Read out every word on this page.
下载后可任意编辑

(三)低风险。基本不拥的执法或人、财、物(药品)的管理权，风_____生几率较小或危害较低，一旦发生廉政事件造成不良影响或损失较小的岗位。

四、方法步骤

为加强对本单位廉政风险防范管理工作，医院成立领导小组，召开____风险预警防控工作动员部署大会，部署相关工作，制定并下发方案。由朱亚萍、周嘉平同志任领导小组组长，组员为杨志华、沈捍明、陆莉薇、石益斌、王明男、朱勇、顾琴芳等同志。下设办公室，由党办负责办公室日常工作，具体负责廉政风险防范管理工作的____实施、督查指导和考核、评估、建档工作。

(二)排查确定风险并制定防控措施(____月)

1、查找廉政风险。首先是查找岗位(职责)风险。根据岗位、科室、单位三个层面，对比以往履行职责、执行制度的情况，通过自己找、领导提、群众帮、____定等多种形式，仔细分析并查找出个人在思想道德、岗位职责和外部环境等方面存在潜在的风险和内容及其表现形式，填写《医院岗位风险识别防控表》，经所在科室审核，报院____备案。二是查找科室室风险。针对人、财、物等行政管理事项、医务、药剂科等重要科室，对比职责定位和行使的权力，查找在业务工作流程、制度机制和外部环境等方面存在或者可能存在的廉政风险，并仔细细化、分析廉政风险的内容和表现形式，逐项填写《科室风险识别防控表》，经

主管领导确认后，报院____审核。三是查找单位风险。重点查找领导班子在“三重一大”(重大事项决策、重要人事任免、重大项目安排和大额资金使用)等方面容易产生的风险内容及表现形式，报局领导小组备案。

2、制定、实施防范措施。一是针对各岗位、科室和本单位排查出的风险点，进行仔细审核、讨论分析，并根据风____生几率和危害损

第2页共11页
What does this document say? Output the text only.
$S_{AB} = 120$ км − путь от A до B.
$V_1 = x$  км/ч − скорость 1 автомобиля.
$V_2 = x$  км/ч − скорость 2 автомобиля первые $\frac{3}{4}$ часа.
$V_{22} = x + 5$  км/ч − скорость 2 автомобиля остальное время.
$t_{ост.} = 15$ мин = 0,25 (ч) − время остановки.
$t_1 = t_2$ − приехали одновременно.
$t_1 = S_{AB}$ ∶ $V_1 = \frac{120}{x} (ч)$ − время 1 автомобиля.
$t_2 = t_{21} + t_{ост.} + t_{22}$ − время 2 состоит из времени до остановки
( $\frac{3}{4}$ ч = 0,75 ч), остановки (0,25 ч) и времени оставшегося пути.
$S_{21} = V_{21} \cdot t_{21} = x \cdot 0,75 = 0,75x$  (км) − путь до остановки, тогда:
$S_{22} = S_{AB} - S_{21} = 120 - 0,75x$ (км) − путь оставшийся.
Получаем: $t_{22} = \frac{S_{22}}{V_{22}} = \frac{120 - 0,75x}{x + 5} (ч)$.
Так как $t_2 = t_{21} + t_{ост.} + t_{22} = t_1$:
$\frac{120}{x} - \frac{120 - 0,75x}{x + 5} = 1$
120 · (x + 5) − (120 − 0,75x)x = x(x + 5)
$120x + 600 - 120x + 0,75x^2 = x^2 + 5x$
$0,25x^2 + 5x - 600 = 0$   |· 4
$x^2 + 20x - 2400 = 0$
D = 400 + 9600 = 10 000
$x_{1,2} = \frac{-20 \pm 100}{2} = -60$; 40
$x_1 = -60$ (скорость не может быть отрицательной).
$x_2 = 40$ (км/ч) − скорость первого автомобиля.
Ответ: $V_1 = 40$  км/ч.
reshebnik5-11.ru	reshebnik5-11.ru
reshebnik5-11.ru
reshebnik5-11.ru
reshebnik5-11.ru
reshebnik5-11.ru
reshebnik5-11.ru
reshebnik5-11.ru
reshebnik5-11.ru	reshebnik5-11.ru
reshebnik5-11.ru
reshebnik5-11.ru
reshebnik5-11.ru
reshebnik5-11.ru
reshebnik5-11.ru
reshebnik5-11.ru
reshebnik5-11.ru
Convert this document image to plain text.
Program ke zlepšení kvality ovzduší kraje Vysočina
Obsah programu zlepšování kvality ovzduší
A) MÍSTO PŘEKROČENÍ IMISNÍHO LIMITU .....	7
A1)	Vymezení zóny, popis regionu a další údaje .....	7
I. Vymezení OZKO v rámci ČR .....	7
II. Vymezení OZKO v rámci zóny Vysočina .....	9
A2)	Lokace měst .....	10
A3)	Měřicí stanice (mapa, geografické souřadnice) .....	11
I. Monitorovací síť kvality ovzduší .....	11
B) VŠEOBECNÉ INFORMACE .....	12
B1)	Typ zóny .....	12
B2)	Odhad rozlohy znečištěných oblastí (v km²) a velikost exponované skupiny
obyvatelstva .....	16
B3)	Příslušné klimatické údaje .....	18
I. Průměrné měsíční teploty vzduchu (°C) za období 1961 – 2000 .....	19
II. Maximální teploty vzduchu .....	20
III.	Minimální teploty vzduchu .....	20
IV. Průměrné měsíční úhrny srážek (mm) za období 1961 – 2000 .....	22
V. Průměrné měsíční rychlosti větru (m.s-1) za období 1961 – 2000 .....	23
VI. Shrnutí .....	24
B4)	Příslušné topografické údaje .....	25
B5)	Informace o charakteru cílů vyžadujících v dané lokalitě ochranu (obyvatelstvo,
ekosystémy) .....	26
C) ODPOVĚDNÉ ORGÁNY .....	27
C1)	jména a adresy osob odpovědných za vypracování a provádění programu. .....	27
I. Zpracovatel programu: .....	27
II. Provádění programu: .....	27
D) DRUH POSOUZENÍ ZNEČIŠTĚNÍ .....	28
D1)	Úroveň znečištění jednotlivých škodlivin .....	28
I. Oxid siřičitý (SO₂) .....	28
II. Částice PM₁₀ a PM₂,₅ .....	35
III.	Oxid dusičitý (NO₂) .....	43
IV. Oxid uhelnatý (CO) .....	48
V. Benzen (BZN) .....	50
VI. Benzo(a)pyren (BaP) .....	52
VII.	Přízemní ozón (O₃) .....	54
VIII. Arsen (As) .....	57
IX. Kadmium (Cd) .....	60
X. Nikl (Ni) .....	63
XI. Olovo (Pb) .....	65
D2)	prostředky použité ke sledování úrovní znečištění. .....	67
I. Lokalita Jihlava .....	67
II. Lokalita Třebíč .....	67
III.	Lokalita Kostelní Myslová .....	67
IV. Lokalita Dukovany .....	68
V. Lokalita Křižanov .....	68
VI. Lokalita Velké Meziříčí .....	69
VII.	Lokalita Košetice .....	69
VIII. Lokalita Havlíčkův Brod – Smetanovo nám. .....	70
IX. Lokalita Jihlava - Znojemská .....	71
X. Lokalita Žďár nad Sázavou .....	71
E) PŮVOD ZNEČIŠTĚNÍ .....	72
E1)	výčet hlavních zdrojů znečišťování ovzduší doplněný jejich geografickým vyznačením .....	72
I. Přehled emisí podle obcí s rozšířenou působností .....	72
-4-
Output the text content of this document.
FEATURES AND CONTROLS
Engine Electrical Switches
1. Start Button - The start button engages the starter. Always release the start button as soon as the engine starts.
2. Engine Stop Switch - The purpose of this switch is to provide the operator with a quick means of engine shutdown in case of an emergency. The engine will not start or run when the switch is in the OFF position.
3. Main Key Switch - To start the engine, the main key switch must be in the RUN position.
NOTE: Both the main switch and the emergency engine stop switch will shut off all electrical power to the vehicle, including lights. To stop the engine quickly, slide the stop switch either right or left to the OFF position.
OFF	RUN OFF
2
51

⁂

== Aim ==
Each entry must be reproduced verbatim.

== Task solution ==
Read out every word on this page.
下载后可任意编辑

(三)低风险。基本不拥的执法或人、财、物(药品)的管理权，风_____生几率较小或危害较低，一旦发生廉政事件造成不良影响或损失较小的岗位。

四、方法步骤

为加强对本单位廉政风险防范管理工作，医院成立领导小组，召开____风险预警防控工作动员部署大会，部署相关工作，制定并下发方案。由朱亚萍、周嘉平同志任领导小组组长，组员为杨志华、沈捍明、陆莉薇、石益斌、王明男、朱勇、顾琴芳等同志。下设办公室，由党办负责办公室日常工作，具体负责廉政风险防范管理工作的____实施、督查指导和考核、评估、建档工作。

(二)排查确定风险并制定防控措施(____月)

1、查找廉政风险。首先是查找岗位(职责)风险。根据岗位、科室、单位三个层面，对比以往履行职责、执行制度的情况，通过自己找、领导提、群众帮、____定等多种形式，仔细分析并查找出个人在思想道德、岗位职责和外部环境等方面存在潜在的风险和内容及其表现形式，填写《医院岗位风险识别防控表》，经所在科室审核，报院____备案。二是查找科室室风险。针对人、财、物等行政管理事项、医务、药剂科等重要科室，对比职责定位和行使的权力，查找在业务工作流程、制度机制和外部环境等方面存在或者可能存在的廉政风险，并仔细细化、分析廉政风险的内容和表现形式，逐项填写《科室风险识别防控表》，经

主管领导确认后，报院____审核。三是查找单位风险。重点查找领导班子在“三重一大”(重大事项决策、重要人事任免、重大项目安排和大额资金使用)等方面容易产生的风险内容及表现形式，报局领导小组备案。

2、制定、实施防范措施。一是针对各岗位、科室和本单位排查出的风险点，进行仔细审核、讨论分析，并根据风____生几率和危害损

第2页共11页
What does this document say? Output the text only.
$S_{AB} = 120$ км − путь от A до B.
$V_1 = x$  км/ч − скорость 1 автомобиля.
$V_2 = x$  км/ч − скорость 2 автомобиля первые $\frac{3}{4}$ часа.
$V_{22} = x + 5$  км/ч − скорость 2 автомобиля остальное время.
$t_{ост.} = 15$ мин = 0,25 (ч) − время остановки.
$t_1 = t_2$ − приехали одновременно.
$t_1 = S_{AB}$ ∶ $V_1 = \frac{120}{x} (ч)$ − время 1 автомобиля.
$t_2 = t_{21} + t_{ост.} + t_{22}$ − время 2 состоит из времени до остановки
( $\frac{3}{4}$ ч = 0,75 ч), остановки (0,25 ч) и времени оставшегося пути.
$S_{21} = V_{21} \cdot t_{21} = x \cdot 0,75 = 0,75x$  (км) − путь до остановки, тогда:
$S_{22} = S_{AB} - S_{21} = 120 - 0,75x$ (км) − путь оставшийся.
Получаем: $t_{22} = \frac{S_{22}}{V_{22}} = \frac{120 - 0,75x}{x + 5} (ч)$.
Так как $t_2 = t_{21} + t_{ост.} + t_{22} = t_1$:
$\frac{120}{x} - \frac{120 - 0,75x}{x + 5} = 1$
120 · (x + 5) − (120 − 0,75x)x = x(x + 5)
$120x + 600 - 120x + 0,75x^2 = x^2 + 5x$
$0,25x^2 + 5x - 600 = 0$   |· 4
$x^2 + 20x - 2400 = 0$
D = 400 + 9600 = 10 000
$x_{1,2} = \frac{-20 \pm 100}{2} = -60$; 40
$x_1 = -60$ (скорость не может быть отрицательной).
$x_2 = 40$ (км/ч) − скорость первого автомобиля.
Ответ: $V_1 = 40$  км/ч.
reshebnik5-11.ru	reshebnik5-11.ru
reshebnik5-11.ru
reshebnik5-11.ru
reshebnik5-11.ru
reshebnik5-11.ru
reshebnik5-11.ru
reshebnik5-11.ru
reshebnik5-11.ru	reshebnik5-11.ru
reshebnik5-11.ru
reshebnik5-11.ru
reshebnik5-11.ru
reshebnik5-11.ru
reshebnik5-11.ru
reshebnik5-11.ru
reshebnik5-11.ru
Convert this document image to plain text.
Program ke zlepšení kvality ovzduší kraje Vysočina
Obsah programu zlepšování kvality ovzduší
A) MÍSTO PŘEKROČENÍ IMISNÍHO LIMITU .....	7
A1)	Vymezení zóny, popis regionu a další údaje .....	7
I. Vymezení OZKO v rámci ČR .....	7
II. Vymezení OZKO v rámci zóny Vysočina .....	9
A2)	Lokace měst .....	10
A3)	Měřicí stanice (mapa, geografické souřadnice) .....	11
I. Monitorovací síť kvality ovzduší .....	11
B) VŠEOBECNÉ INFORMACE .....	12
B1)	Typ zóny .....	12
B2)	Odhad rozlohy znečištěných oblastí (v km²) a velikost exponované skupiny
obyvatelstva .....	16
B3)	Příslušné klimatické údaje .....	18
I. Průměrné měsíční teploty vzduchu (°C) za období 1961 – 2000 .....	19
II. Maximální teploty vzduchu .....	20
III.	Minimální teploty vzduchu .....	20
IV. Průměrné měsíční úhrny srážek (mm) za období 1961 – 2000 .....	22
V. Průměrné měsíční rychlosti větru (m.s-1) za období 1961 – 2000 .....	23
VI. Shrnutí .....	24
B4)	Příslušné topografické údaje .....	25
B5)	Informace o charakteru cílů vyžadujících v dané lokalitě ochranu (obyvatelstvo,
ekosystémy) .....	26
C) ODPOVĚDNÉ ORGÁNY .....	27
C1)	jména a adresy osob odpovědných za vypracování a provádění programu. .....	27
I. Zpracovatel programu: .....	27
II. Provádění programu: .....	27
D) DRUH POSOUZENÍ ZNEČIŠTĚNÍ .....	28
D1)	Úroveň znečištění jednotlivých škodlivin .....	28
I. Oxid siřičitý (SO₂) .....	28
II. Částice PM₁₀ a PM₂,₅ .....	35
III.	Oxid dusičitý (NO₂) .....	43
IV. Oxid uhelnatý (CO) .....	48
V. Benzen (BZN) .....	50
VI. Benzo(a)pyren (BaP) .....	52
VII.	Přízemní ozón (O₃) .....	54
VIII. Arsen (As) .....	57
IX. Kadmium (Cd) .....	60
X. Nikl (Ni) .....	63
XI. Olovo (Pb) .....	65
D2)	prostředky použité ke sledování úrovní znečištění. .....	67
I. Lokalita Jihlava .....	67
II. Lokalita Třebíč .....	67
III.	Lokalita Kostelní Myslová .....	67
IV. Lokalita Dukovany .....	68
V. Lokalita Křižanov .....	68
VI. Lokalita Velké Meziříčí .....	69
VII.	Lokalita Košetice .....	69
VIII. Lokalita Havlíčkův Brod – Smetanovo nám. .....	70
IX. Lokalita Jihlava - Znojemská .....	71
X. Lokalita Žďár nad Sázavou .....	71
E) PŮVOD ZNEČIŠTĚNÍ .....	72
E1)	výčet hlavních zdrojů znečišťování ovzduší doplněný jejich geografickým vyznačením .....	72
I. Přehled emisí podle obcí s rozšířenou působností .....	72
-4-
Output the text content of this document.
FEATURES AND CONTROLS
Engine Electrical Switches
1. Start Button - The start button engages the starter. Always release the start button as soon as the engine starts.
2. Engine Stop Switch - The purpose of this switch is to provide the operator with a quick means of engine shutdown in case of an emergency. The engine will not start or run when the switch is in the OFF position.
3. Main Key Switch - To start the engine, the main key switch must be in the RUN position.
NOTE: Both the main switch and the emergency engine stop switch will shut off all electrical power to the vehicle, including lights. To stop the engine quickly, slide the stop switch either right or left to the OFF position.
OFF	RUN OFF
2
51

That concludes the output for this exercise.